** BEGIN **

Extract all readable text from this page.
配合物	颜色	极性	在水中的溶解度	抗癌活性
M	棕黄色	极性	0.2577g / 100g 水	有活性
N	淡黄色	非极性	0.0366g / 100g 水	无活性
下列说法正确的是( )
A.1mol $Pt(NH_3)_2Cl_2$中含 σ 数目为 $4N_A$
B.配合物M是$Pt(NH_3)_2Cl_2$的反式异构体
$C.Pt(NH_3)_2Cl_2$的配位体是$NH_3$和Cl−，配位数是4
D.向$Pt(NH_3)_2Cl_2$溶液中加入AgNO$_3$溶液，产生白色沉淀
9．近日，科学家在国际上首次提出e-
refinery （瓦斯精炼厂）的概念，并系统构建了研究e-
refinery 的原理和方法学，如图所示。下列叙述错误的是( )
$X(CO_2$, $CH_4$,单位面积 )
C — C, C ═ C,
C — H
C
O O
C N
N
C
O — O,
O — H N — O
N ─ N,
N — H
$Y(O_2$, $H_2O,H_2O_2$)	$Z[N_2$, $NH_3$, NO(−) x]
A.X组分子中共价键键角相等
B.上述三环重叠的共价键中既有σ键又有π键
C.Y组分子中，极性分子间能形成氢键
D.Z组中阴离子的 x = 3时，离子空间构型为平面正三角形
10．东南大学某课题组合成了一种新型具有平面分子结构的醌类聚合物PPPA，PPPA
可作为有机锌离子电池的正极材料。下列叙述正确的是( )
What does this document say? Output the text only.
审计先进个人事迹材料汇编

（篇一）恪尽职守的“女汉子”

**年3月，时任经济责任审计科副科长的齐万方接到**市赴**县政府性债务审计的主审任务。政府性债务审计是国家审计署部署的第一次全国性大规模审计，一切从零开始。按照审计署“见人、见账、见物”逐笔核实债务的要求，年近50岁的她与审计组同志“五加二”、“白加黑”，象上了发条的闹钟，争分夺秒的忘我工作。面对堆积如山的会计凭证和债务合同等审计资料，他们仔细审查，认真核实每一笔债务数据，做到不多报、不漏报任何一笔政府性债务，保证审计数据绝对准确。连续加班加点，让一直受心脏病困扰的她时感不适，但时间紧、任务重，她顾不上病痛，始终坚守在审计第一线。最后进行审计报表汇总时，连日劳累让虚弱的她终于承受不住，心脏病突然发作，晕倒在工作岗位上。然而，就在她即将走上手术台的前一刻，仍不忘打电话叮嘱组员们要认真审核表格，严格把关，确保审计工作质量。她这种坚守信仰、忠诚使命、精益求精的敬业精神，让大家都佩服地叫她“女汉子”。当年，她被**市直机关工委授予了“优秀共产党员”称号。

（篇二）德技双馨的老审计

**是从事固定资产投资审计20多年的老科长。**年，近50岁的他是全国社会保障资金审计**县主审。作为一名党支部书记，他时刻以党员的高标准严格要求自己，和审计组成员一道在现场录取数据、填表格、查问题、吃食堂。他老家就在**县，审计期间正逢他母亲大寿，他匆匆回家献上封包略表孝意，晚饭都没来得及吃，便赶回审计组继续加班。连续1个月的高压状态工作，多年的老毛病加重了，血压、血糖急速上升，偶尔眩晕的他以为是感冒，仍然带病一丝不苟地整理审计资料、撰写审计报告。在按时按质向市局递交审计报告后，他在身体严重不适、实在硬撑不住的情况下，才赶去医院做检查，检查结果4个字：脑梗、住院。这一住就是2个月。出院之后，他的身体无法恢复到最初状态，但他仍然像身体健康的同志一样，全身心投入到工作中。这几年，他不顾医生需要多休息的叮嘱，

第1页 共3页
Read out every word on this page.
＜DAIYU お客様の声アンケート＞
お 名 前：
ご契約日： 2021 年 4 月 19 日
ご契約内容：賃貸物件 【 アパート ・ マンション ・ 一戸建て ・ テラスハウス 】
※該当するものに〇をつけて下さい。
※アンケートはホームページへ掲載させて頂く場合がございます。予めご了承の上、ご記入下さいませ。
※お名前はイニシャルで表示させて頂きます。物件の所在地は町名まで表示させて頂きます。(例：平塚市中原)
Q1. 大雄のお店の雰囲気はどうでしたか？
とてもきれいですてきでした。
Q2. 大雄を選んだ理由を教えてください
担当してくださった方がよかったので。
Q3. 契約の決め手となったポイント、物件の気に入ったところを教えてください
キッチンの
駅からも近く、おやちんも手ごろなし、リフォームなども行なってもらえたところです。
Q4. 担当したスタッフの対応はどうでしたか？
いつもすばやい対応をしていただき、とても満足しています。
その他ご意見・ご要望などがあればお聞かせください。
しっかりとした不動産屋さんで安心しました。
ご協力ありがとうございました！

** END **

**What is asked:**
Write out the full listing exactly as given.

**Task solution:**
Extract all readable text from this page.
配合物	颜色	极性	在水中的溶解度	抗癌活性
M	棕黄色	极性	0.2577g / 100g 水	有活性
N	淡黄色	非极性	0.0366g / 100g 水	无活性
下列说法正确的是( )
A.1mol $Pt(NH_3)_2Cl_2$中含 σ 数目为 $4N_A$
B.配合物M是$Pt(NH_3)_2Cl_2$的反式异构体
$C.Pt(NH_3)_2Cl_2$的配位体是$NH_3$和Cl−，配位数是4
D.向$Pt(NH_3)_2Cl_2$溶液中加入AgNO$_3$溶液，产生白色沉淀
9．近日，科学家在国际上首次提出e-
refinery （瓦斯精炼厂）的概念，并系统构建了研究e-
refinery 的原理和方法学，如图所示。下列叙述错误的是( )
$X(CO_2$, $CH_4$,单位面积 )
C — C, C ═ C,
C — H
C
O O
C N
N
C
O — O,
O — H N — O
N ─ N,
N — H
$Y(O_2$, $H_2O,H_2O_2$)	$Z[N_2$, $NH_3$, NO(−) x]
A.X组分子中共价键键角相等
B.上述三环重叠的共价键中既有σ键又有π键
C.Y组分子中，极性分子间能形成氢键
D.Z组中阴离子的 x = 3时，离子空间构型为平面正三角形
10．东南大学某课题组合成了一种新型具有平面分子结构的醌类聚合物PPPA，PPPA
可作为有机锌离子电池的正极材料。下列叙述正确的是( )
What does this document say? Output the text only.
审计先进个人事迹材料汇编

（篇一）恪尽职守的“女汉子”

**年3月，时任经济责任审计科副科长的齐万方接到**市赴**县政府性债务审计的主审任务。政府性债务审计是国家审计署部署的第一次全国性大规模审计，一切从零开始。按照审计署“见人、见账、见物”逐笔核实债务的要求，年近50岁的她与审计组同志“五加二”、“白加黑”，象上了发条的闹钟，争分夺秒的忘我工作。面对堆积如山的会计凭证和债务合同等审计资料，他们仔细审查，认真核实每一笔债务数据，做到不多报、不漏报任何一笔政府性债务，保证审计数据绝对准确。连续加班加点，让一直受心脏病困扰的她时感不适，但时间紧、任务重，她顾不上病痛，始终坚守在审计第一线。最后进行审计报表汇总时，连日劳累让虚弱的她终于承受不住，心脏病突然发作，晕倒在工作岗位上。然而，就在她即将走上手术台的前一刻，仍不忘打电话叮嘱组员们要认真审核表格，严格把关，确保审计工作质量。她这种坚守信仰、忠诚使命、精益求精的敬业精神，让大家都佩服地叫她“女汉子”。当年，她被**市直机关工委授予了“优秀共产党员”称号。

（篇二）德技双馨的老审计

**是从事固定资产投资审计20多年的老科长。**年，近50岁的他是全国社会保障资金审计**县主审。作为一名党支部书记，他时刻以党员的高标准严格要求自己，和审计组成员一道在现场录取数据、填表格、查问题、吃食堂。他老家就在**县，审计期间正逢他母亲大寿，他匆匆回家献上封包略表孝意，晚饭都没来得及吃，便赶回审计组继续加班。连续1个月的高压状态工作，多年的老毛病加重了，血压、血糖急速上升，偶尔眩晕的他以为是感冒，仍然带病一丝不苟地整理审计资料、撰写审计报告。在按时按质向市局递交审计报告后，他在身体严重不适、实在硬撑不住的情况下，才赶去医院做检查，检查结果4个字：脑梗、住院。这一住就是2个月。出院之后，他的身体无法恢复到最初状态，但他仍然像身体健康的同志一样，全身心投入到工作中。这几年，他不顾医生需要多休息的叮嘱，

第1页 共3页
Read out every word on this page.
＜DAIYU お客様の声アンケート＞
お 名 前：
ご契約日： 2021 年 4 月 19 日
ご契約内容：賃貸物件 【 アパート ・ マンション ・ 一戸建て ・ テラスハウス 】
※該当するものに〇をつけて下さい。
※アンケートはホームページへ掲載させて頂く場合がございます。予めご了承の上、ご記入下さいませ。
※お名前はイニシャルで表示させて頂きます。物件の所在地は町名まで表示させて頂きます。(例：平塚市中原)
Q1. 大雄のお店の雰囲気はどうでしたか？
とてもきれいですてきでした。
Q2. 大雄を選んだ理由を教えてください
担当してくださった方がよかったので。
Q3. 契約の決め手となったポイント、物件の気に入ったところを教えてください
キッチンの
駅からも近く、おやちんも手ごろなし、リフォームなども行なってもらえたところです。
Q4. 担当したスタッフの対応はどうでしたか？
いつもすばやい対応をしていただき、とても満足しています。
その他ご意見・ご要望などがあればお聞かせください。
しっかりとした不動産屋さんで安心しました。
ご協力ありがとうございました！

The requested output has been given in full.